------ INFORMATION GIVEN

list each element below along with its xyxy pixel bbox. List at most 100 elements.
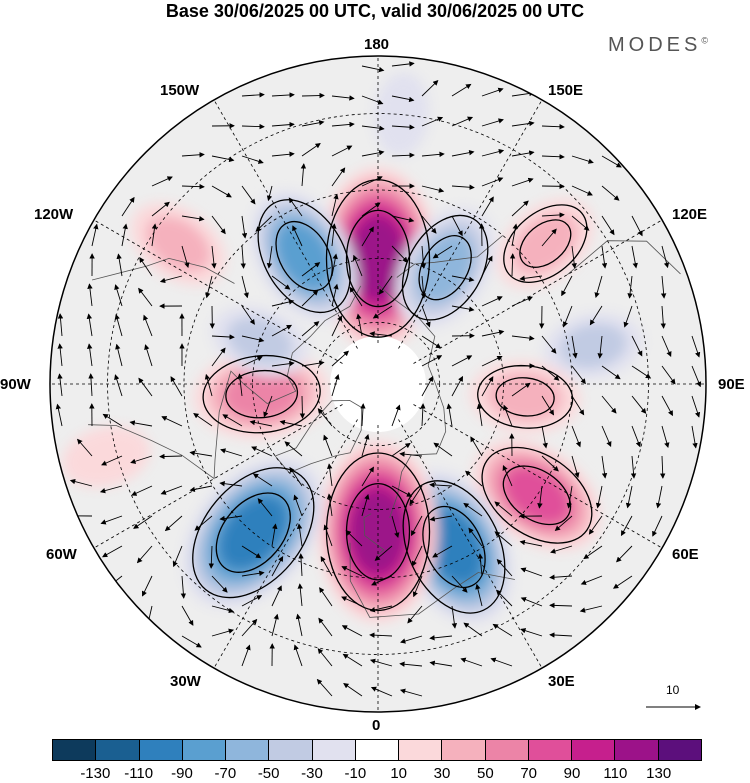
logo-mark: © bbox=[701, 35, 708, 46]
wind-arrow bbox=[331, 95, 355, 101]
wind-arrow bbox=[159, 453, 183, 460]
colorbar-tick-label: -70 bbox=[214, 765, 237, 782]
wind-arrow bbox=[631, 245, 638, 269]
wind-arrow bbox=[181, 245, 190, 269]
wind-arrow bbox=[114, 313, 123, 337]
wind-arrow bbox=[220, 448, 243, 457]
wind-arrow bbox=[115, 343, 123, 367]
wind-arrow bbox=[571, 155, 594, 164]
wind-arrow bbox=[331, 223, 337, 247]
wind-arrow bbox=[420, 403, 426, 427]
wind-arrow bbox=[143, 314, 153, 337]
wind-arrow bbox=[211, 185, 232, 198]
wind-arrow bbox=[301, 92, 325, 99]
wind-arrow bbox=[652, 515, 663, 537]
colorbar-segment bbox=[269, 740, 313, 760]
colorbar-segment bbox=[399, 740, 443, 760]
lon-label-150e: 150E bbox=[548, 82, 584, 99]
wind-arrow bbox=[301, 289, 319, 307]
wind-arrow bbox=[588, 515, 603, 535]
anomaly-contour-fill bbox=[146, 216, 211, 272]
wind-arrow bbox=[446, 403, 453, 427]
anomaly-contour-fill bbox=[425, 510, 483, 584]
wind-arrow bbox=[219, 515, 243, 522]
wind-arrow bbox=[476, 403, 483, 427]
wind-arrow bbox=[271, 360, 295, 367]
height-contour bbox=[257, 199, 351, 314]
wind-arrow bbox=[601, 395, 617, 414]
wind-arrow bbox=[121, 196, 135, 217]
wind-arrow bbox=[451, 355, 473, 367]
wind-arrow bbox=[151, 201, 170, 217]
wind-arrow bbox=[421, 116, 444, 127]
wind-arrow bbox=[331, 350, 350, 367]
wind-arrow bbox=[399, 688, 423, 697]
wind-arrow bbox=[241, 356, 263, 367]
height-contour bbox=[215, 492, 291, 573]
colorbar-tick-label: -130 bbox=[80, 765, 111, 782]
lon-label-180: 180 bbox=[364, 36, 390, 53]
wind-arrow bbox=[219, 481, 243, 487]
wind-arrow bbox=[369, 658, 393, 667]
wind-arrow bbox=[241, 618, 258, 637]
wind-arrow bbox=[369, 331, 393, 337]
height-contour bbox=[422, 505, 486, 589]
wind-arrow bbox=[631, 335, 643, 357]
wind-arrow bbox=[631, 365, 652, 379]
coastline bbox=[349, 542, 515, 618]
wind-arrow bbox=[141, 575, 153, 597]
colorbar-tick-label: -90 bbox=[171, 765, 193, 782]
wind-arrow bbox=[331, 374, 340, 397]
wind-arrow bbox=[571, 185, 593, 196]
colorbar-tick-label: 130 bbox=[646, 765, 672, 782]
wind-arrow bbox=[391, 404, 401, 427]
wind-arrow bbox=[189, 450, 213, 457]
wind-arrow bbox=[391, 124, 415, 130]
wind-arrow bbox=[116, 253, 123, 277]
wind-arrow bbox=[451, 375, 464, 397]
wind-arrow bbox=[541, 455, 559, 472]
colorbar-tick-label: 70 bbox=[520, 765, 537, 782]
wind-arrow bbox=[369, 605, 393, 613]
wind-arrow bbox=[391, 152, 415, 158]
wind-arrow bbox=[299, 395, 306, 419]
wind-arrow bbox=[271, 299, 295, 307]
wind-arrow bbox=[341, 566, 363, 577]
wind-arrow bbox=[630, 455, 637, 479]
anomaly-contour-fill bbox=[223, 368, 301, 420]
wind-arrow bbox=[601, 425, 612, 448]
wind-arrow bbox=[511, 120, 535, 127]
wind-arrow bbox=[566, 485, 573, 509]
wind-arrow bbox=[317, 648, 333, 667]
wind-arrow bbox=[481, 255, 493, 277]
wind-arrow bbox=[249, 419, 273, 427]
colorbar-tick-label: -30 bbox=[301, 765, 323, 782]
wind-arrow bbox=[661, 425, 670, 449]
wind-arrow bbox=[292, 225, 303, 247]
wind-arrow bbox=[470, 436, 483, 457]
wind-arrow bbox=[331, 193, 339, 217]
wind-arrow bbox=[271, 324, 293, 337]
wind-arrow bbox=[481, 118, 504, 127]
wind-arrow bbox=[400, 635, 423, 644]
wind-arrow bbox=[511, 150, 535, 157]
wind-arrow bbox=[316, 678, 333, 697]
wind-arrow bbox=[320, 556, 333, 577]
wind-arrow bbox=[391, 485, 413, 497]
wind-arrow bbox=[211, 334, 235, 340]
wind-arrow bbox=[331, 315, 342, 337]
wind-arrow bbox=[279, 419, 303, 427]
wind-arrow bbox=[411, 545, 423, 567]
colorbar-segment bbox=[226, 740, 270, 760]
wind-arrow bbox=[511, 200, 529, 217]
colorbar-segment bbox=[96, 740, 140, 760]
wind-arrow bbox=[421, 335, 442, 349]
wind-arrow bbox=[399, 451, 423, 457]
lon-label-120w: 120W bbox=[34, 206, 74, 223]
wind-arrow bbox=[241, 570, 265, 577]
wind-arrow bbox=[323, 524, 333, 547]
wind-arrow bbox=[69, 478, 93, 487]
logo-text: MODES bbox=[608, 34, 702, 56]
wind-arrow bbox=[360, 403, 366, 427]
lon-label-60e: 60E bbox=[672, 546, 699, 563]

------------

▸ EXERCISE PROMPT
Filter the rows above down to those that contain the string "anomaly", and copy each matching line unchanged.

▸ SOLUTION TO THE PROBLEM
anomaly-contour-fill bbox=[146, 216, 211, 272]
anomaly-contour-fill bbox=[425, 510, 483, 584]
anomaly-contour-fill bbox=[223, 368, 301, 420]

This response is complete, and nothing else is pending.